→ **Directive**
In this exercise, reproduce all the entries that follow exactly.

→ **Raw records**
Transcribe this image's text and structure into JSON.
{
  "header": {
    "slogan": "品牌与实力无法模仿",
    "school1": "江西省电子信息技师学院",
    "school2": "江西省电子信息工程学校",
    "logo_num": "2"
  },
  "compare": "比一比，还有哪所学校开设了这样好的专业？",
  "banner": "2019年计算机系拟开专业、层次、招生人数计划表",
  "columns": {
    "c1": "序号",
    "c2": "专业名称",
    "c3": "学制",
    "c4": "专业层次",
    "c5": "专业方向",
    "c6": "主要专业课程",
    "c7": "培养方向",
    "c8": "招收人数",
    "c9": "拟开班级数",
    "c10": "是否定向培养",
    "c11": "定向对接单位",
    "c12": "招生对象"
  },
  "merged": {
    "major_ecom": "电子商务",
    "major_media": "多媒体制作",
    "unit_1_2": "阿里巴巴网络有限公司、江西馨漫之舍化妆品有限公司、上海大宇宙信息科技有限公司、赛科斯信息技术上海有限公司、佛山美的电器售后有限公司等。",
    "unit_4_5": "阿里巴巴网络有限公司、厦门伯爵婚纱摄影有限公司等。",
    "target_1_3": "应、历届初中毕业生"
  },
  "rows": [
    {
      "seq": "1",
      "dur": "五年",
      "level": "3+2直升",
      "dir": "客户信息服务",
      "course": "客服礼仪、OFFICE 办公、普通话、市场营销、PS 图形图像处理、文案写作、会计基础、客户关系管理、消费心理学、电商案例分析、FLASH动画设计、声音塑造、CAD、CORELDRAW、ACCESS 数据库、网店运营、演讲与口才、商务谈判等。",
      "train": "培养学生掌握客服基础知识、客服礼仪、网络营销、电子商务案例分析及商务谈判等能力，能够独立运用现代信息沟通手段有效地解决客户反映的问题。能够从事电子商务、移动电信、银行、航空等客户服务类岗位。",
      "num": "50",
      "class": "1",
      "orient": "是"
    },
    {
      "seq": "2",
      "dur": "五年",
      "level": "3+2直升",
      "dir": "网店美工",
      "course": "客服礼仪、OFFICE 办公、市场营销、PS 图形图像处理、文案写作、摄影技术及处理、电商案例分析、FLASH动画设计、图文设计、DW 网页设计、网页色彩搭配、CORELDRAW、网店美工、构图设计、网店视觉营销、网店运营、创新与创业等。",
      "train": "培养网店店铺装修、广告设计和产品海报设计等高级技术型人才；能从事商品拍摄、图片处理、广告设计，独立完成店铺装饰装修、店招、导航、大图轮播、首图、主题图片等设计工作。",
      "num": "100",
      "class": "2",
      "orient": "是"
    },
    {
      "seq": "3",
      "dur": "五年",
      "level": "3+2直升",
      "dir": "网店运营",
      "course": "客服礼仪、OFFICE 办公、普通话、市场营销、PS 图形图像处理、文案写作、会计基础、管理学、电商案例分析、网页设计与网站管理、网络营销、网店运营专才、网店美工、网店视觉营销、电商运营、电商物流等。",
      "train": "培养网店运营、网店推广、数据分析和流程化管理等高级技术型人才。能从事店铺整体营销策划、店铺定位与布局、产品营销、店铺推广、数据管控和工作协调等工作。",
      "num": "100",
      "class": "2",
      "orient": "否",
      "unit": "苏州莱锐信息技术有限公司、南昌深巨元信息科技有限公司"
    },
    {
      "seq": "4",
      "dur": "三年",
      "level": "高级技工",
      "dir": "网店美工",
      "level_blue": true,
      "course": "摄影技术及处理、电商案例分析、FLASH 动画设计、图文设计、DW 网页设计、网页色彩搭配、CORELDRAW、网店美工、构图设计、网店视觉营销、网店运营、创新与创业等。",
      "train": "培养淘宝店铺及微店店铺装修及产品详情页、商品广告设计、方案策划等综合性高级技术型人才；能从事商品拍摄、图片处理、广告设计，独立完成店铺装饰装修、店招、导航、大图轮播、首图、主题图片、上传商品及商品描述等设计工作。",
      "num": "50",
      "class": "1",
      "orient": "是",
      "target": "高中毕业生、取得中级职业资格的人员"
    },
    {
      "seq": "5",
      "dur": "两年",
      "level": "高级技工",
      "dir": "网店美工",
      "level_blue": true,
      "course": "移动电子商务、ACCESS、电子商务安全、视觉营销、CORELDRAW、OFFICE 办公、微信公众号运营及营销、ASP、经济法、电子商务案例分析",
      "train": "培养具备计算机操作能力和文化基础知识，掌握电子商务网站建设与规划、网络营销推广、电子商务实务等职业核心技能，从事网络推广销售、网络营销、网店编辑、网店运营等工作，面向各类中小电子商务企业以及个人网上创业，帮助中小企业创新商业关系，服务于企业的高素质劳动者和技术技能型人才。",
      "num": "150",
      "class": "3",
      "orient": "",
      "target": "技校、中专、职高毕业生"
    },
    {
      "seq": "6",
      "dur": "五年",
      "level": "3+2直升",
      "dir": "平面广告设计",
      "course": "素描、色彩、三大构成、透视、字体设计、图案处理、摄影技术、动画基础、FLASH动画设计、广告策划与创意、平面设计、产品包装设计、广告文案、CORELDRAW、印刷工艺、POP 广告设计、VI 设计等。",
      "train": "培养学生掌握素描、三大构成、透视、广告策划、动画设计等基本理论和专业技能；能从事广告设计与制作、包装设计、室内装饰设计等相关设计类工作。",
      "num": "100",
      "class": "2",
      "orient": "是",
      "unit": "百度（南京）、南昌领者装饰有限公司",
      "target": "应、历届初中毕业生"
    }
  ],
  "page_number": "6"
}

→ **Output**
Transcribe this image's text and structure into JSON.
{
  "header": {
    "slogan": "品牌与实力无法模仿",
    "school1": "江西省电子信息技师学院",
    "school2": "江西省电子信息工程学校",
    "logo_num": "2"
  },
  "compare": "比一比，还有哪所学校开设了这样好的专业？",
  "banner": "2019年计算机系拟开专业、层次、招生人数计划表",
  "columns": {
    "c1": "序号",
    "c2": "专业名称",
    "c3": "学制",
    "c4": "专业层次",
    "c5": "专业方向",
    "c6": "主要专业课程",
    "c7": "培养方向",
    "c8": "招收人数",
    "c9": "拟开班级数",
    "c10": "是否定向培养",
    "c11": "定向对接单位",
    "c12": "招生对象"
  },
  "merged": {
    "major_ecom": "电子商务",
    "major_media": "多媒体制作",
    "unit_1_2": "阿里巴巴网络有限公司、江西馨漫之舍化妆品有限公司、上海大宇宙信息科技有限公司、赛科斯信息技术上海有限公司、佛山美的电器售后有限公司等。",
    "unit_4_5": "阿里巴巴网络有限公司、厦门伯爵婚纱摄影有限公司等。",
    "target_1_3": "应、历届初中毕业生"
  },
  "rows": [
    {
      "seq": "1",
      "dur": "五年",
      "level": "3+2直升",
      "dir": "客户信息服务",
      "course": "客服礼仪、OFFICE 办公、普通话、市场营销、PS 图形图像处理、文案写作、会计基础、客户关系管理、消费心理学、电商案例分析、FLASH动画设计、声音塑造、CAD、CORELDRAW、ACCESS 数据库、网店运营、演讲与口才、商务谈判等。",
      "train": "培养学生掌握客服基础知识、客服礼仪、网络营销、电子商务案例分析及商务谈判等能力，能够独立运用现代信息沟通手段有效地解决客户反映的问题。能够从事电子商务、移动电信、银行、航空等客户服务类岗位。",
      "num": "50",
      "class": "1",
      "orient": "是"
    },
    {
      "seq": "2",
      "dur": "五年",
      "level": "3+2直升",
      "dir": "网店美工",
      "course": "客服礼仪、OFFICE 办公、市场营销、PS 图形图像处理、文案写作、摄影技术及处理、电商案例分析、FLASH动画设计、图文设计、DW 网页设计、网页色彩搭配、CORELDRAW、网店美工、构图设计、网店视觉营销、网店运营、创新与创业等。",
      "train": "培养网店店铺装修、广告设计和产品海报设计等高级技术型人才；能从事商品拍摄、图片处理、广告设计，独立完成店铺装饰装修、店招、导航、大图轮播、首图、主题图片等设计工作。",
      "num": "100",
      "class": "2",
      "orient": "是"
    },
    {
      "seq": "3",
      "dur": "五年",
      "level": "3+2直升",
      "dir": "网店运营",
      "course": "客服礼仪、OFFICE 办公、普通话、市场营销、PS 图形图像处理、文案写作、会计基础、管理学、电商案例分析、网页设计与网站管理、网络营销、网店运营专才、网店美工、网店视觉营销、电商运营、电商物流等。",
      "train": "培养网店运营、网店推广、数据分析和流程化管理等高级技术型人才。能从事店铺整体营销策划、店铺定位与布局、产品营销、店铺推广、数据管控和工作协调等工作。",
      "num": "100",
      "class": "2",
      "orient": "否",
      "unit": "苏州莱锐信息技术有限公司、南昌深巨元信息科技有限公司"
    },
    {
      "seq": "4",
      "dur": "三年",
      "level": "高级技工",
      "dir": "网店美工",
      "level_blue": true,
      "course": "摄影技术及处理、电商案例分析、FLASH 动画设计、图文设计、DW 网页设计、网页色彩搭配、CORELDRAW、网店美工、构图设计、网店视觉营销、网店运营、创新与创业等。",
      "train": "培养淘宝店铺及微店店铺装修及产品详情页、商品广告设计、方案策划等综合性高级技术型人才；能从事商品拍摄、图片处理、广告设计，独立完成店铺装饰装修、店招、导航、大图轮播、首图、主题图片、上传商品及商品描述等设计工作。",
      "num": "50",
      "class": "1",
      "orient": "是",
      "target": "高中毕业生、取得中级职业资格的人员"
    },
    {
      "seq": "5",
      "dur": "两年",
      "level": "高级技工",
      "dir": "网店美工",
      "level_blue": true,
      "course": "移动电子商务、ACCESS、电子商务安全、视觉营销、CORELDRAW、OFFICE 办公、微信公众号运营及营销、ASP、经济法、电子商务案例分析",
      "train": "培养具备计算机操作能力和文化基础知识，掌握电子商务网站建设与规划、网络营销推广、电子商务实务等职业核心技能，从事网络推广销售、网络营销、网店编辑、网店运营等工作，面向各类中小电子商务企业以及个人网上创业，帮助中小企业创新商业关系，服务于企业的高素质劳动者和技术技能型人才。",
      "num": "150",
      "class": "3",
      "orient": "",
      "target": "技校、中专、职高毕业生"
    },
    {
      "seq": "6",
      "dur": "五年",
      "level": "3+2直升",
      "dir": "平面广告设计",
      "course": "素描、色彩、三大构成、透视、字体设计、图案处理、摄影技术、动画基础、FLASH动画设计、广告策划与创意、平面设计、产品包装设计、广告文案、CORELDRAW、印刷工艺、POP 广告设计、VI 设计等。",
      "train": "培养学生掌握素描、三大构成、透视、广告策划、动画设计等基本理论和专业技能；能从事广告设计与制作、包装设计、室内装饰设计等相关设计类工作。",
      "num": "100",
      "class": "2",
      "orient": "是",
      "unit": "百度（南京）、南昌领者装饰有限公司",
      "target": "应、历届初中毕业生"
    }
  ],
  "page_number": "6"
}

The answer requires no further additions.